** begin MATERIAL FOR THE TASK **

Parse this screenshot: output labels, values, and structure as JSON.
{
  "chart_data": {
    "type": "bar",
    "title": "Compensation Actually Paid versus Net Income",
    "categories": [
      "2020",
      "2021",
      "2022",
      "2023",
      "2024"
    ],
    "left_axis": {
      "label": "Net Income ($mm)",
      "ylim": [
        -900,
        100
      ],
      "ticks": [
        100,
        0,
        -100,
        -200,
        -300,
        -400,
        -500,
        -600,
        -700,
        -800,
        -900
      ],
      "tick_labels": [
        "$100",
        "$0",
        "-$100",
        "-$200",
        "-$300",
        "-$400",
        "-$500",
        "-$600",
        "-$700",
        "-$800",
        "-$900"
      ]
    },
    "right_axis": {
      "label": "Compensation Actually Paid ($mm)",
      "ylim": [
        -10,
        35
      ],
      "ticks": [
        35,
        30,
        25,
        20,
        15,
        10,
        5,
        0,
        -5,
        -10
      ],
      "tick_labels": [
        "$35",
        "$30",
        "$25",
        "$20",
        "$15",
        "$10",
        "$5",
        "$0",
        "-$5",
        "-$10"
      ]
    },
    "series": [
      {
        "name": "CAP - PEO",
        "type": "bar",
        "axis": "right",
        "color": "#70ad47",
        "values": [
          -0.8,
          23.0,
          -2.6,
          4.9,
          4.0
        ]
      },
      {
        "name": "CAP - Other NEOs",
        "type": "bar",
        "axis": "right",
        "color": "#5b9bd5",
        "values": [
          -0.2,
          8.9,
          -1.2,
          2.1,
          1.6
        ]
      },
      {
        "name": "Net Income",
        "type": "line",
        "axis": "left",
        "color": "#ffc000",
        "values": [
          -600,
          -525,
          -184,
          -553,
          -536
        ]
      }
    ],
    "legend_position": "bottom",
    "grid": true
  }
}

** end MATERIAL FOR THE TASK **

EXERCISE AIM –
All lines above with "name" in them should be returned.

ANSWER IN FULL –
        "name": "CAP - PEO",
        "name": "CAP - Other NEOs",
        "name": "Net Income",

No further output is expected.